**Document segment**
▽
String output = odt.toString();
Generally the best practice is to do your business logic and data storage in UTC. Convert to/from an offset or zoned value only for interaction with user.
In java.time a moment on the timeline in UTC is represented by the Instant class. You can extract an Instant object from the OffsetDateTime.
Instant instant = odt.toString();
Both this Instant and this OffsetDateTime represent the same simultaneous moment on the timeline. They present different wall-clock times.
It may be more clear to skip the use of the OffsetDateTime.now convenience method and start with Instant.
Instant instant = Instant.now(); // Always in UTC, by definition.
ZoneOffset offset = ZoneOffset.ofHours( hours );
OffsetDateTime odt = OffsetDateTime.ofInstant( instant , offset ); // Same moment but presenting alternate wall-clock time.
Handling input
If the user is inputting date-time values as strings, we need to parse. In java.time that means the DateTimeFormatter class. The formatting codes are similar to the outmoded java.text.SimpleDateFormat but not exactly identical, so be sure to study the doc.
DateTimeFormatter formatter = DateTimeFormatter.ofPattern( "dd MMM uuuu HH:mm";
Since the offset-from-UTC is given separately, we parse this input string as a LocalDateTime devoid of time zone information.
LocalDateTime ldt = LocalDateTime.parse( inputString , formatter );
To view, create a String object formatted in ISO 8601 format by calling ldt.toString().
△
Document layout analysis data:
▽
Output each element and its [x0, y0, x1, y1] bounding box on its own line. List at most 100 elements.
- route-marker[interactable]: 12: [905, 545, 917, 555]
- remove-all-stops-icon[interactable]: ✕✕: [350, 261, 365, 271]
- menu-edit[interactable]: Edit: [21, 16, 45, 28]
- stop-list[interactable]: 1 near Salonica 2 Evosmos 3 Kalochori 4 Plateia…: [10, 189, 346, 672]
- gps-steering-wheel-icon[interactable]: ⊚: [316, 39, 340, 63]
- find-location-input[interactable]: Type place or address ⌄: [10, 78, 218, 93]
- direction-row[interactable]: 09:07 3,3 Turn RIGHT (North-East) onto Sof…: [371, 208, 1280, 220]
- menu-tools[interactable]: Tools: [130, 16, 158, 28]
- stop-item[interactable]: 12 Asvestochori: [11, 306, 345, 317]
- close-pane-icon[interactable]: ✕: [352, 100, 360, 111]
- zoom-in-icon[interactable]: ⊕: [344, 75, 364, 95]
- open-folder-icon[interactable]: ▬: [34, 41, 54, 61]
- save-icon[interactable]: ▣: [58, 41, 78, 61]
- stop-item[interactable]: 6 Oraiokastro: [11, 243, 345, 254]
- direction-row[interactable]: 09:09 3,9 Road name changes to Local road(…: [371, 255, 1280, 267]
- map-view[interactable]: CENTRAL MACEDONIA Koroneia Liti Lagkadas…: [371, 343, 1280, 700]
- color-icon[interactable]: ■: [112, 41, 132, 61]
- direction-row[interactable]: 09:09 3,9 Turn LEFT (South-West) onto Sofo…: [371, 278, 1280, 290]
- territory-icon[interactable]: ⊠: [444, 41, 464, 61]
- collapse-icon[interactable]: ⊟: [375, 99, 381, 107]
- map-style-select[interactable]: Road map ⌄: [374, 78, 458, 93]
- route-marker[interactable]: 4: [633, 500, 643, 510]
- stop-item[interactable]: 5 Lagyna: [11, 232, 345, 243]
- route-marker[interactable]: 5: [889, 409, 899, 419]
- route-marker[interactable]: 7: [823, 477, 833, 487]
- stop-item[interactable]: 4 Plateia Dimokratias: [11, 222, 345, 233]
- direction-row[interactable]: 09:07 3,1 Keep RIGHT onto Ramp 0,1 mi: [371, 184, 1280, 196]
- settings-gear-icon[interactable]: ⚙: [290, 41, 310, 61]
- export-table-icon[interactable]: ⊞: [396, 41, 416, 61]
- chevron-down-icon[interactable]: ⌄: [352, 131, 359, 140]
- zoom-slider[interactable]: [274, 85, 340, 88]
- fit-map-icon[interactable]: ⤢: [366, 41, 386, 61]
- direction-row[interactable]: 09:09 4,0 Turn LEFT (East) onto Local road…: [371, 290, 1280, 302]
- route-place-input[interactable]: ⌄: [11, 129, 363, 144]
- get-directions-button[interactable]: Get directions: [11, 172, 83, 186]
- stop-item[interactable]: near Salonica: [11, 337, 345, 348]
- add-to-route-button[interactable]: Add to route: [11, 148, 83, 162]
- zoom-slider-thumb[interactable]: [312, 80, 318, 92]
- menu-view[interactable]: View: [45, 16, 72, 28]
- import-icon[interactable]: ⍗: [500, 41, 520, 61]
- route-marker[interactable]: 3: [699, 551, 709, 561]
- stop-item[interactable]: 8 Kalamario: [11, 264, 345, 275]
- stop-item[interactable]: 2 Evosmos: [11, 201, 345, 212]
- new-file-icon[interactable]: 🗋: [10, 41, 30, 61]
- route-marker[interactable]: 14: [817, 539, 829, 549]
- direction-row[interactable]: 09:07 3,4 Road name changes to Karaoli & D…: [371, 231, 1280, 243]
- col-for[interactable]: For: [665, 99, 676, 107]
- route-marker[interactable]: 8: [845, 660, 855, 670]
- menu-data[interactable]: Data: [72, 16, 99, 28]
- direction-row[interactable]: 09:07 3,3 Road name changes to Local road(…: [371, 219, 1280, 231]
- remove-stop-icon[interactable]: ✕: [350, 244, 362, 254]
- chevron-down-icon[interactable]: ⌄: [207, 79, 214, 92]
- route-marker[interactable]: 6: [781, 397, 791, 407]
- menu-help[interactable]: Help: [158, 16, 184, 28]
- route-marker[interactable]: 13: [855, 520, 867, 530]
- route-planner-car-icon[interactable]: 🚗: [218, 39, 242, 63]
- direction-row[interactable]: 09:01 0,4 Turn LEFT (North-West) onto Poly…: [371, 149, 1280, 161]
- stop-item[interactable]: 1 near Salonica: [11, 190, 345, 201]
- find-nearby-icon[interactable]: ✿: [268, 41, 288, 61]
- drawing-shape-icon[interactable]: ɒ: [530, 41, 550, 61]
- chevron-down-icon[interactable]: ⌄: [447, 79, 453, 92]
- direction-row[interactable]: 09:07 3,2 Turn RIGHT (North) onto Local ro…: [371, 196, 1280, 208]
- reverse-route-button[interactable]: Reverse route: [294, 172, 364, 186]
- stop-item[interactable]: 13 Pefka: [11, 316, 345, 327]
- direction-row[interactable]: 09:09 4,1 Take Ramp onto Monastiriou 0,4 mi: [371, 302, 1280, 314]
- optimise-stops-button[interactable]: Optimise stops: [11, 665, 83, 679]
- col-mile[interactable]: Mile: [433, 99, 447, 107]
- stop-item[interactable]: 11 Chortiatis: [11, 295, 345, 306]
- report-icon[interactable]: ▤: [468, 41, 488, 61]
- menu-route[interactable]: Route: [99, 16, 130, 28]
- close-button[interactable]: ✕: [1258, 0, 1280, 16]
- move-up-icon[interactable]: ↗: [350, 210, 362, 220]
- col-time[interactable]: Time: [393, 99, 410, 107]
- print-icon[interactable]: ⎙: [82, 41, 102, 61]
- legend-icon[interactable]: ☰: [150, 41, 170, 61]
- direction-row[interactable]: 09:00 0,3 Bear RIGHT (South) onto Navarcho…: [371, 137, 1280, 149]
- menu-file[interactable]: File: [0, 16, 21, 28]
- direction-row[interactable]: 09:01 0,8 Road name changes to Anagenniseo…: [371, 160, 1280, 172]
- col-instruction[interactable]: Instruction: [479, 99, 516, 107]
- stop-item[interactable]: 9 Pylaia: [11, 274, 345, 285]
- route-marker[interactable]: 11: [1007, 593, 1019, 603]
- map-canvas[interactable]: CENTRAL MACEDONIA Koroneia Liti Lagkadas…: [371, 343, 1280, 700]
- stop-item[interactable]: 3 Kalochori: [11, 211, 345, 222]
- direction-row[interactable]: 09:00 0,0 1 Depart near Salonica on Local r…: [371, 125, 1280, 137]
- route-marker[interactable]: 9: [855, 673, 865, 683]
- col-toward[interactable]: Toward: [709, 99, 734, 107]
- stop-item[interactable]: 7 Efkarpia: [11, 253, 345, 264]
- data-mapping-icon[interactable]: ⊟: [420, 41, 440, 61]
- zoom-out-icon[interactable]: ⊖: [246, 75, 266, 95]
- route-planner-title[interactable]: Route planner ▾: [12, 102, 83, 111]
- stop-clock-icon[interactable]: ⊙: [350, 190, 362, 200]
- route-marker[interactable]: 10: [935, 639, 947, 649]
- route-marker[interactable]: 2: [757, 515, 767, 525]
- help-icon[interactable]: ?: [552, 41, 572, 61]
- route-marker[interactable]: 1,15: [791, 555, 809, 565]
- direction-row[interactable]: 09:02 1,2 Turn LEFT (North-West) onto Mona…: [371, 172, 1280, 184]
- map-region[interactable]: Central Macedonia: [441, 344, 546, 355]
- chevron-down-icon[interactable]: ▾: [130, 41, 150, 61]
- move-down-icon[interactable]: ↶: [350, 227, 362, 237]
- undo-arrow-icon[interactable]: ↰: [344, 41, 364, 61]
△
**Task set**
(a) Do these statements agree with the java.time date-time text? For each, answer yes or no and quote the deciding words.
(i) Business logic and data storage are generally best done in UTC.
(ii) Instant.now() gives a value in the system's default time zone.
(iii) The DateTimeFormatter formatting codes are exactly identical to those of java.text.SimpleDateFormat.
(b) Carry on the java.time date-time text, starting after its last sentence.

**Answers to the tasks**
(a)
(i) Yes: "Generally the best practice is to do your business logic and data storage in UTC."
(ii) No: "Always in UTC, by definition."
(iii) No: "similar to the outmoded java.text.SimpleDateFormat but not exactly identical"

(b)
2016-01-02T12:34:45
Apply the pre-determined ZoneOffset object to yield a OffsetDateTime object.
OffsetDateTime odt = ldt.atOffset( offset );
2016-01-12T12:34:45+03:00
Think in UTC
Handling date-time values is a headache. UTC is your aspirin.
When a programmer arrives at the office, she should take off her “UK citizen / London resident” hat, and put on her “UTC” hat. Forget all about your own local time zone. Learn to think in UTC (and 24-hour clock). Add another clock to your desk or computer, set to UTC (or Reykjavík Iceland), or at least bookmark a page like time.is/UTC. Do all your logging, business logic, data serialization, data-exchange, and debugging in UTC.
Make Instant your first-thought, your go-to class. It's value is always in UTC by definition.
Instant instant = Instant.now();
Look at the Instant extracted from the OffsetDateTime value we saw above whose String representation was 2016-01-12T12:34:45+03:00. Being in UTC means 9 AM rather than noon, same moment but three hours difference in wall-clock time. The Z is short for Zulu and means UTC.
String output = odt.toInstant().toString();
2016-01-12T09:34:45Z
Adjust into an offset or time zone only as needed, when expected by a user or data sink. FYI, a time zone is an offset-from-UTC plus a set of rules for handling anomalies such as Daylight Saving Time (DST). Use a time zone in preference to a mere offset wherever possible.
The Europe/London time zone is the same as UTC in the summer, but in winter uses Daylight Saving Time nonsense, and is one hour ahead of UTC. So using the same Instant seen just above, the London wall-clock time is 10 AM rather than 9 AM in UTC, and different from the noon we saw with an offset of +03:00.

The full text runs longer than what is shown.